*Your goal:* Please pull out every line that includes the string "this".

*Information given:*
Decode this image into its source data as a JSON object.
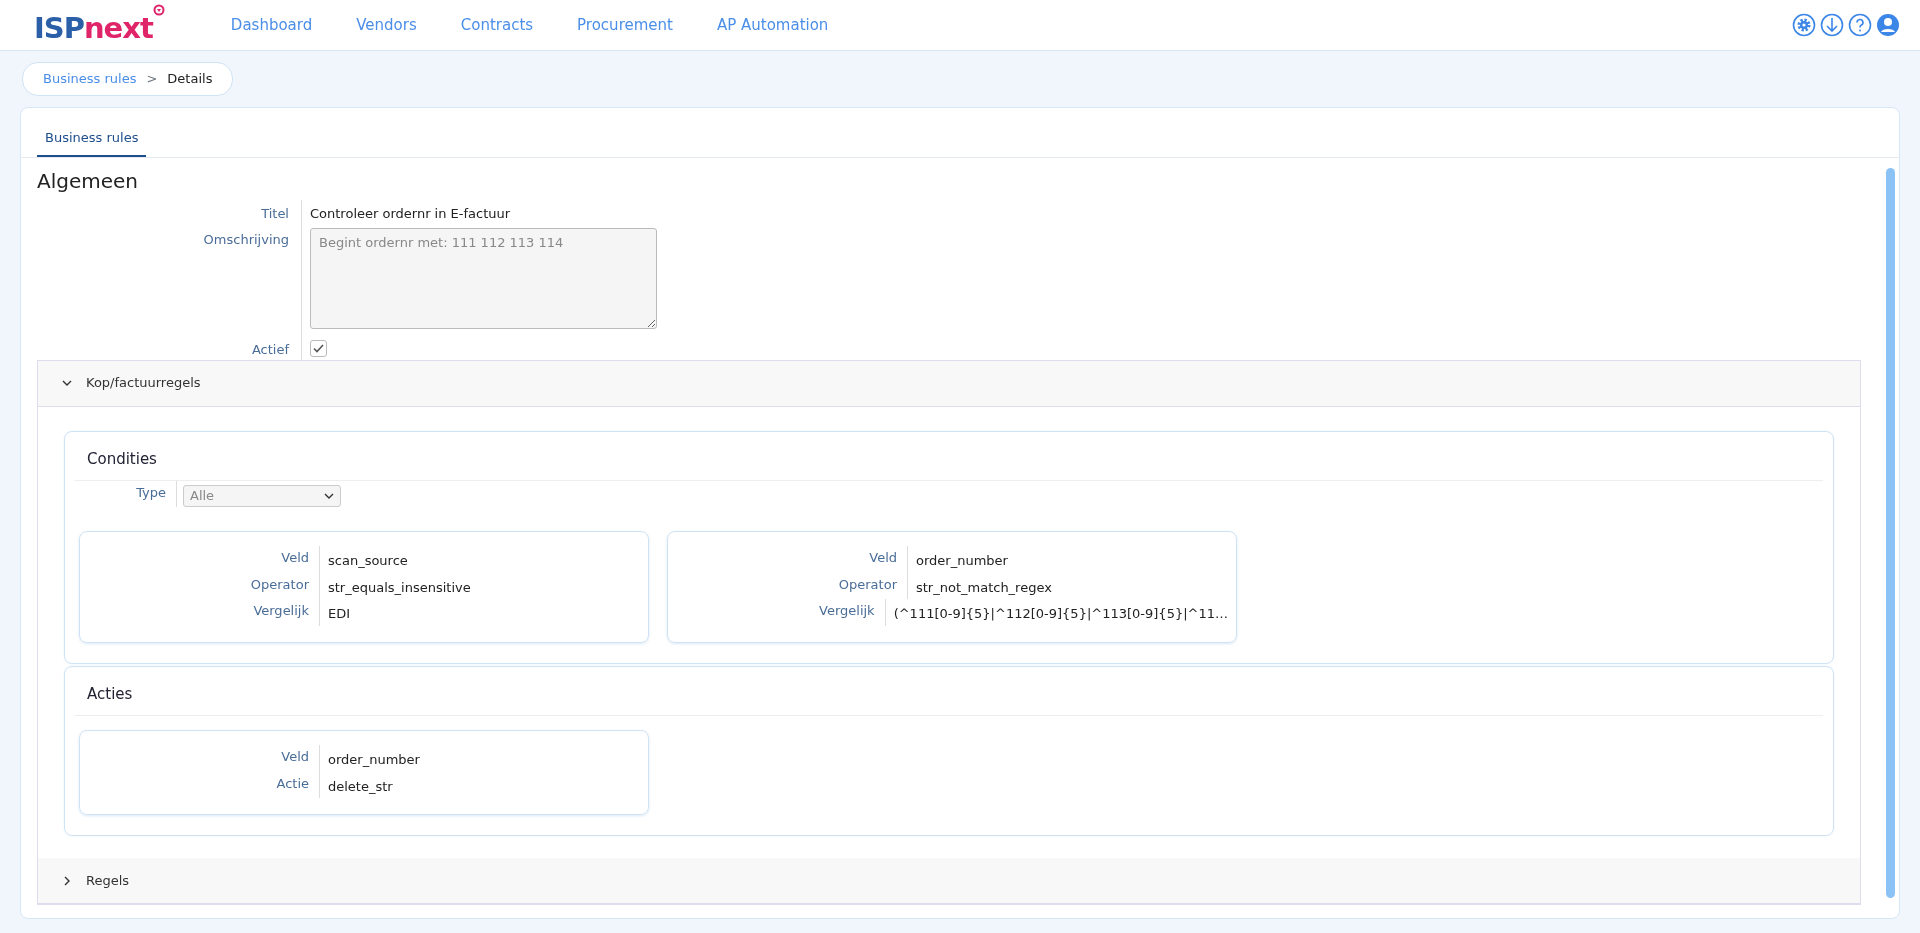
{
  "logo": {
    "part_1": "ISP",
    "part_2": "next"
  },
  "menu": [
    {
      "label": "Dashboard"
    },
    {
      "label": "Vendors"
    },
    {
      "label": "Contracts"
    },
    {
      "label": "Procurement"
    },
    {
      "label": "AP Automation"
    }
  ],
  "breadcrumb": [
    {
      "label": "Business rules",
      "kind": "link"
    },
    {
      "label": ">",
      "kind": "separator"
    },
    {
      "label": "Details",
      "kind": "current"
    }
  ],
  "tabs": [
    {
      "label": "Business rules",
      "selected": true
    }
  ],
  "section": {
    "title": "Algemeen",
    "fields": [
      {
        "label": "Titel",
        "kind": "text",
        "value": "Controleer ordernr in E-factuur"
      },
      {
        "label": "Omschrijving",
        "kind": "textarea",
        "value": "Begint ordernr met: 111 112 113 114",
        "disabled": true
      },
      {
        "label": "Actief",
        "kind": "checkbox",
        "checked": true
      }
    ]
  },
  "accordions": [
    {
      "title": "Kop/factuurregels",
      "expanded": true,
      "groups": [
        {
          "title": "Condities",
          "type_field": {
            "label": "Type",
            "value": "Alle"
          },
          "cards": [
            {
              "rows": [
                {
                  "label": "Veld",
                  "value": "scan_source"
                },
                {
                  "label": "Operator",
                  "value": "str_equals_insensitive"
                },
                {
                  "label": "Vergelijk",
                  "value": "EDI"
                }
              ]
            },
            {
              "rows": [
                {
                  "label": "Veld",
                  "value": "order_number"
                },
                {
                  "label": "Operator",
                  "value": "str_not_match_regex"
                },
                {
                  "label": "Vergelijk",
                  "value": "(^111[0-9]{5}|^112[0-9]{5}|^113[0-9]{5}|^11…"
                }
              ]
            }
          ]
        },
        {
          "title": "Acties",
          "cards": [
            {
              "rows": [
                {
                  "label": "Veld",
                  "value": "order_number"
                },
                {
                  "label": "Actie",
                  "value": "delete_str"
                }
              ]
            }
          ]
        }
      ]
    },
    {
      "title": "Regels",
      "expanded": false
    }
  ]
}
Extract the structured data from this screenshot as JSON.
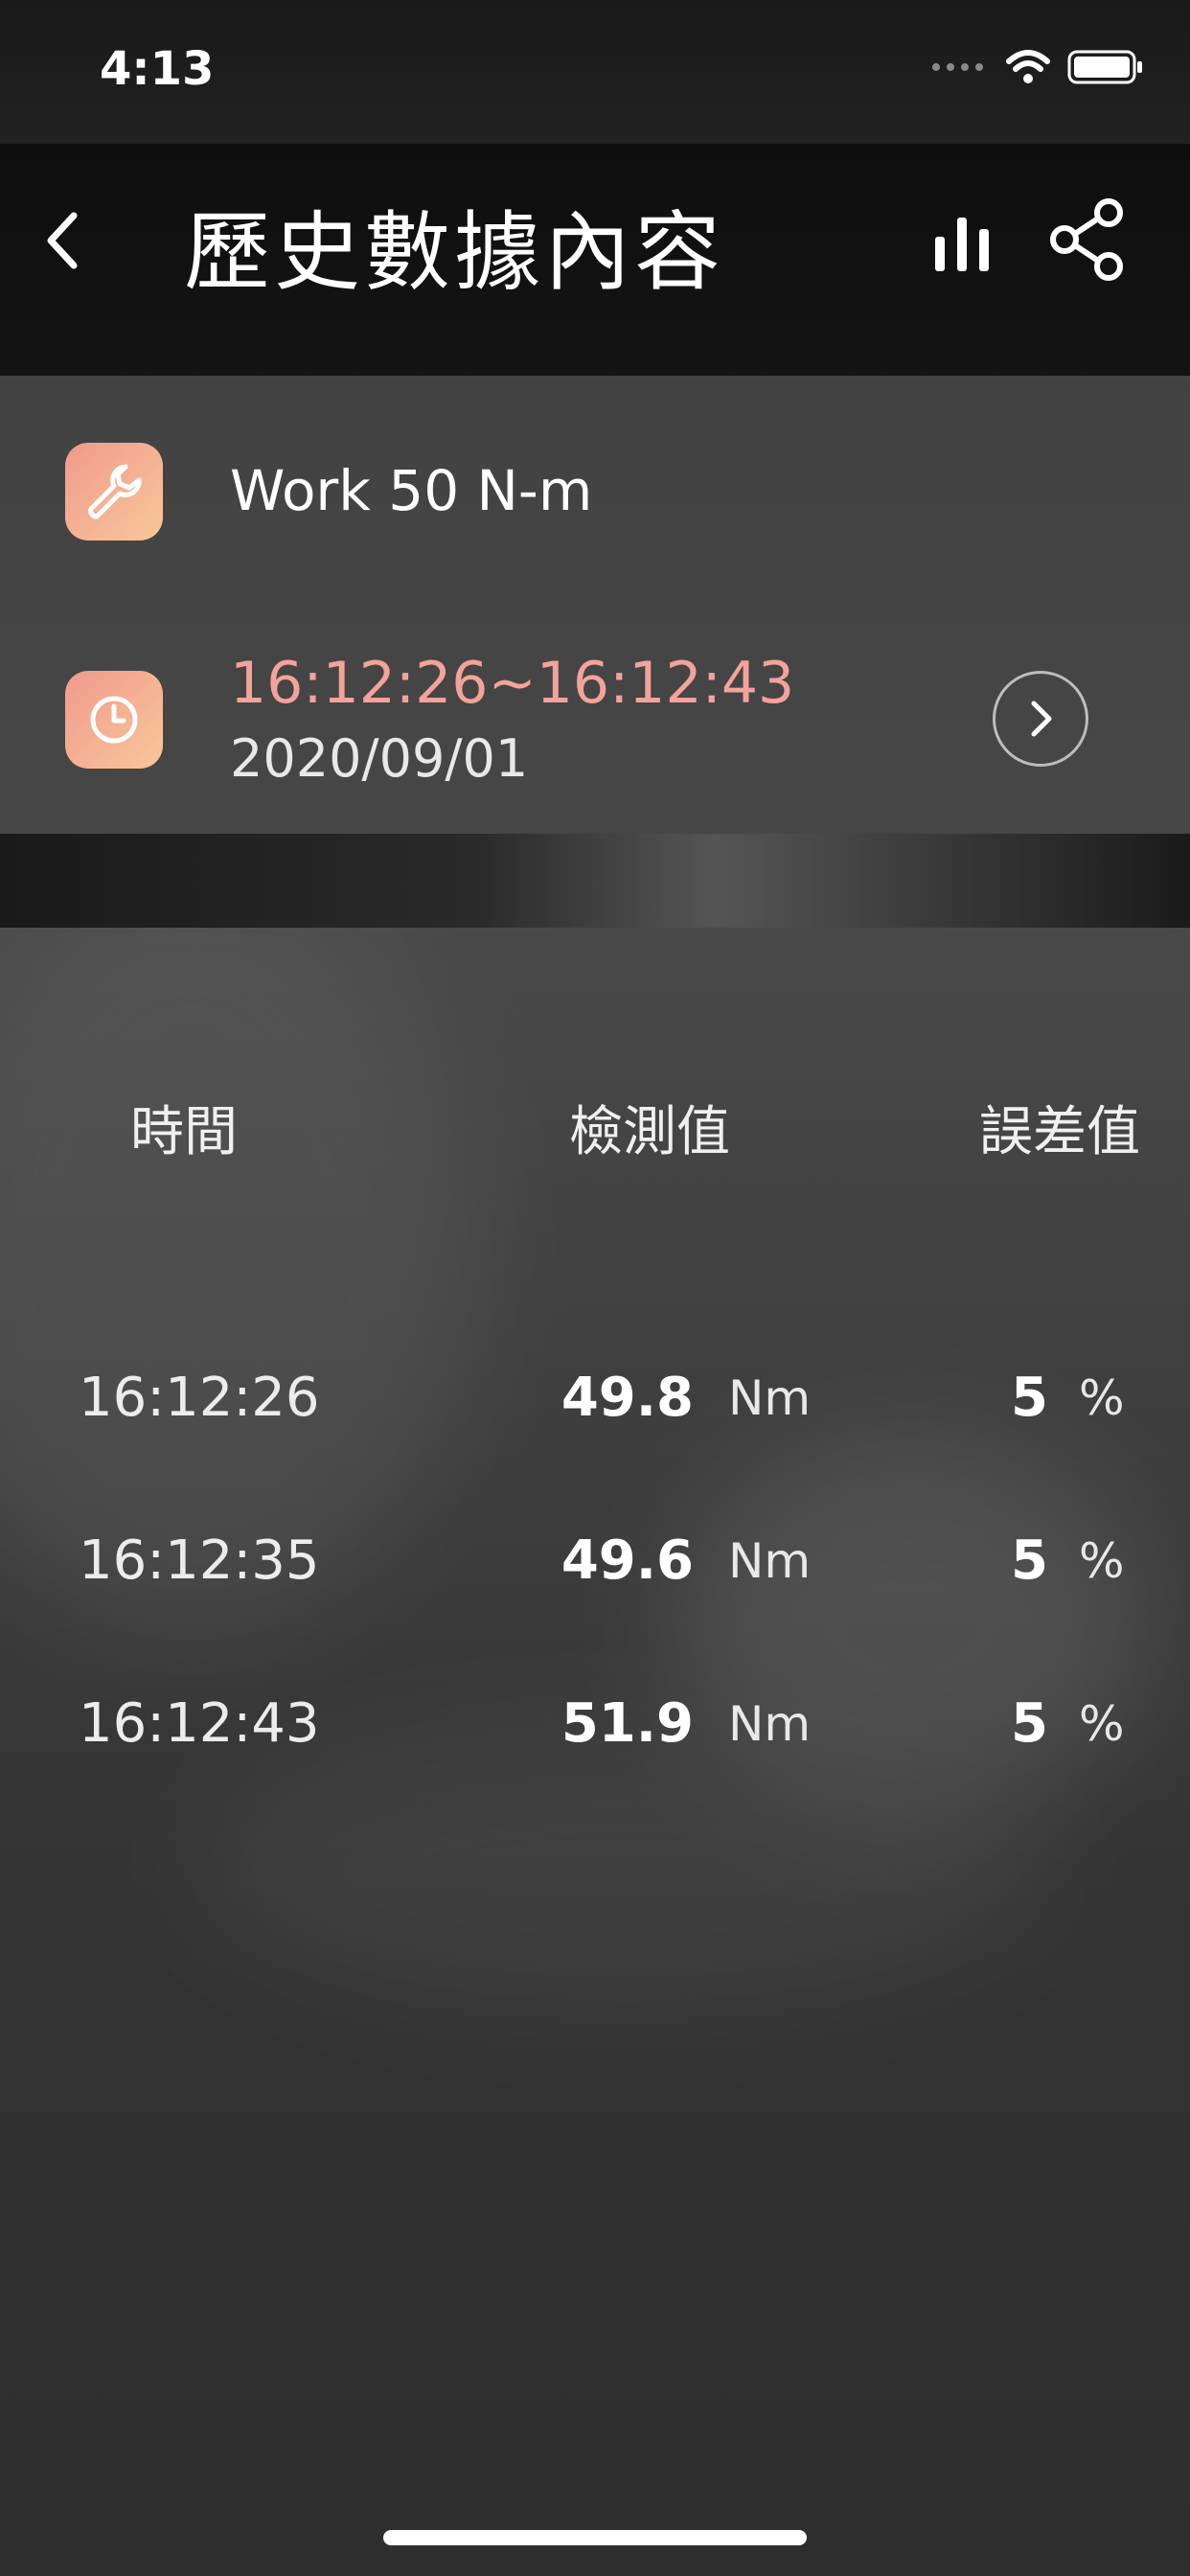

*Solution below:*
Decode this image into its source data as a JSON object.
Extract the structured data from this screenshot as JSON.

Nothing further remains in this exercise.